▶ [Provided text]
-.-.-

    Reply
  • NightbladeXX
    I've had TMobile since 2007. I've been happy with them. I've have never had an issue with calling customer service. I enjoy being able to get a new phone every 6 months, I'm an original Jump! user, even tho I usually only upgrade every year.
    I've had an ATT, Sprint/Nextel, and Verizon work phones, and honestly they all have their dead spots. TMO has more in rural Wisconsin but seems like someone using the other three has issues too. So whomever is working we tether off of theirs if they can tether.
    I like how TMO is pushing the industry competitively.
    I live 50 miles west of Chicago out in the cornfields and I just did a speed test
    22 Mbps down and 12 up
    Better than my cable or DSL connections
    Reply
  • rgd1101
    19148912 said:
    The absolute best speeds I get with tmobile on my v20 are only 5mbps. I can't even stream video on my lunch break. I'd be very careful. I live in Charlotte too so it's not like I'm out in the middle of nowhere.

-.-.-

▶ [Data to examine]
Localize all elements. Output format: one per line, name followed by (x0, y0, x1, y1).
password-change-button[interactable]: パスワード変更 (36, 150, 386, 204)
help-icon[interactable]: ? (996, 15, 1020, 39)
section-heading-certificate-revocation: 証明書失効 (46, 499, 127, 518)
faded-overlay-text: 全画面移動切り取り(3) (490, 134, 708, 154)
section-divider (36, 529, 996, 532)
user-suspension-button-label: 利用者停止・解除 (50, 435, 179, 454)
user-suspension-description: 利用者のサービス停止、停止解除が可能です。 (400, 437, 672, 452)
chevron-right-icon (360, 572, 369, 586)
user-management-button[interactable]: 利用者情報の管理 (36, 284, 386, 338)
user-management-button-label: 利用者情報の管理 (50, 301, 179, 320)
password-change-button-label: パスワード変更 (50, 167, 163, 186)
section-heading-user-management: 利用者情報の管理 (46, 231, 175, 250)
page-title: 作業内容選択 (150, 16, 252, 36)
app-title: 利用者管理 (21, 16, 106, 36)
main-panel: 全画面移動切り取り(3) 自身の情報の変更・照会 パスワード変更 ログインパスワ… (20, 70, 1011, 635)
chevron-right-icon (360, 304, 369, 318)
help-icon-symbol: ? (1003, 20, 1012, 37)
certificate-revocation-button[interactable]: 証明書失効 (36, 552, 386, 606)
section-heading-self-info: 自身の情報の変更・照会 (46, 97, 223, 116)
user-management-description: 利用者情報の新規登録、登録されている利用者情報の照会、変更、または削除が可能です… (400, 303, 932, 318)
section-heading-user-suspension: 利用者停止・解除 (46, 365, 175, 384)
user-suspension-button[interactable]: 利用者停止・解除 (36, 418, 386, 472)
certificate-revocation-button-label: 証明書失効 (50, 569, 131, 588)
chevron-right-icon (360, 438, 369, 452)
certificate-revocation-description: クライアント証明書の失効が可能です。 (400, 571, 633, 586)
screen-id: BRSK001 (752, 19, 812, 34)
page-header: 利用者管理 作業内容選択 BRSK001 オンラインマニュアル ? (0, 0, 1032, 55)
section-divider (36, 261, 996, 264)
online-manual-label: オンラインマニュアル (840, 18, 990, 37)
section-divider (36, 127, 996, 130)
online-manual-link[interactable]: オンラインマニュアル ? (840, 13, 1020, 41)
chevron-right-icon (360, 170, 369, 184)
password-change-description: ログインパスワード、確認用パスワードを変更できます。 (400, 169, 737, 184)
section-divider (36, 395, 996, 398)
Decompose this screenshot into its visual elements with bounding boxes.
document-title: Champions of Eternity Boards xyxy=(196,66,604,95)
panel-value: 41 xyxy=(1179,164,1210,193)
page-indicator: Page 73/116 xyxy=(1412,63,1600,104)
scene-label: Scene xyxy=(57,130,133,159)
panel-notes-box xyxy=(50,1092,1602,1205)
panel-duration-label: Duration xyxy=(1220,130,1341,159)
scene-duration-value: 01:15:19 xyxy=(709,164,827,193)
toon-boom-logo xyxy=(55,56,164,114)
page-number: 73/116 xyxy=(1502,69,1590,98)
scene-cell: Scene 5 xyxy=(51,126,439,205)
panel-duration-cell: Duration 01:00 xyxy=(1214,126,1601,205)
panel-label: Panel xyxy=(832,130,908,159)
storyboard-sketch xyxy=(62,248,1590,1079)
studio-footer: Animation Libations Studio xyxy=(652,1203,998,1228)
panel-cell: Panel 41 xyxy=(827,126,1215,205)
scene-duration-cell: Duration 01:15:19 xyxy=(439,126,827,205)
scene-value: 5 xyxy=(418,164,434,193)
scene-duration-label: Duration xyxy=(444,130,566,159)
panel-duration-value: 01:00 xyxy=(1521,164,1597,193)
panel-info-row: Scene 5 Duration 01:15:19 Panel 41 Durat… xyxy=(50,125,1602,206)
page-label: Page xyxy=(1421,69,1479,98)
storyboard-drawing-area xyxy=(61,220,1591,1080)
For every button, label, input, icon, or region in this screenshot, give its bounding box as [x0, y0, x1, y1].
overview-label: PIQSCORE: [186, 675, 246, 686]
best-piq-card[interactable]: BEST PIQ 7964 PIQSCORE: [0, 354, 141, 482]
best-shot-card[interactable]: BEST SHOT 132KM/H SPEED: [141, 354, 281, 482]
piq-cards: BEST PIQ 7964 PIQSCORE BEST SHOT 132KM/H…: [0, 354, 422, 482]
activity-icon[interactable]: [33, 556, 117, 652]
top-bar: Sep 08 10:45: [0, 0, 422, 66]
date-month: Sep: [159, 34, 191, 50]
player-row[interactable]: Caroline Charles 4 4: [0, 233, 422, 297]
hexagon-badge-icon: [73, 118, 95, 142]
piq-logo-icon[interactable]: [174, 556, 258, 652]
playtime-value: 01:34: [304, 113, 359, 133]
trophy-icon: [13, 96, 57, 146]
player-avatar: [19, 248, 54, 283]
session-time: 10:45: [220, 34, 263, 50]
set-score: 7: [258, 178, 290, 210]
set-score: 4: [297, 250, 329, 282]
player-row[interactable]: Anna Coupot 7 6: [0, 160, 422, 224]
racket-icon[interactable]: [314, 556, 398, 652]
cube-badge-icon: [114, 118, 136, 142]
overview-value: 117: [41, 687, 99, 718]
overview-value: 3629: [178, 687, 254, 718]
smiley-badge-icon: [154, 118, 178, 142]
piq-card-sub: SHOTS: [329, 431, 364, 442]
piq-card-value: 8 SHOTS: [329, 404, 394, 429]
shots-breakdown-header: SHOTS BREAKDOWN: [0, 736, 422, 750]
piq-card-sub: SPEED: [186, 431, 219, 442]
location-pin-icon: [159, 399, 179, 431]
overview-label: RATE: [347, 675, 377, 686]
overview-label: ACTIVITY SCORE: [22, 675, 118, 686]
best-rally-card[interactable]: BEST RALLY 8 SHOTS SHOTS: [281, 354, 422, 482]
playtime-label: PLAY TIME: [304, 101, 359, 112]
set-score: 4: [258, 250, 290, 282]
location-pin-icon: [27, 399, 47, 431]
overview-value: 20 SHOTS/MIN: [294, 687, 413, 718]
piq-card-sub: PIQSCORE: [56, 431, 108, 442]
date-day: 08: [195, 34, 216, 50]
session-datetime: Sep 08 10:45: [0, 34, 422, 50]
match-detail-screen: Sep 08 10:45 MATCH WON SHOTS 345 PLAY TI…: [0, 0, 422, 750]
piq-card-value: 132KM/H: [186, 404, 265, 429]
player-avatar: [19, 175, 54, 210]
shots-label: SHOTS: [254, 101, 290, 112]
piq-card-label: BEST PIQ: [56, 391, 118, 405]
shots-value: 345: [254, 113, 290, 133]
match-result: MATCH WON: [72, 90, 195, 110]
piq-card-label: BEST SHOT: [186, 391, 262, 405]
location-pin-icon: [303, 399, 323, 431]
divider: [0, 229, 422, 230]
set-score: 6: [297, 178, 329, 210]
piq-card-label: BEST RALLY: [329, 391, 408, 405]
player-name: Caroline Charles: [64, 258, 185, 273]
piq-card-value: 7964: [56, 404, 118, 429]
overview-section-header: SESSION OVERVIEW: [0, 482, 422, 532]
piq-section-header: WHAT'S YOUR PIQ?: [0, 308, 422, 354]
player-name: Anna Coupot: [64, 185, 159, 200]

-.-.-

▶ [Exercises to complete]
- 1) In the forum thread, why does the commenter with the v20 say "I'd be very careful"? Answer in one to three sentences.
- 2) Please switch "Charlotte" to "Denver" in the forum thread, and give the part between "I live 50 miles" and "middle of nowhere.", inclusive.

▶ [Answer set]
- 1) Their best speeds with tmobile on the v20 are only 5mbps, which is too slow to stream video on a lunch break. They also live in Charlotte, so the slow speeds aren't because they're out in the middle of nowhere.

- 2)
I live 50 miles west of Chicago out in the cornfields and I just did a speed test
    22 Mbps down and 12 up
    Better than my cable or DSL connections
    Reply
  • rgd1101
    19148912 said:
    The absolute best speeds I get with tmobile on my v20 are only 5mbps. I can't even stream video on my lunch break. I'd be very careful. I live in Denver too so it's not like I'm out in the middle of nowhere.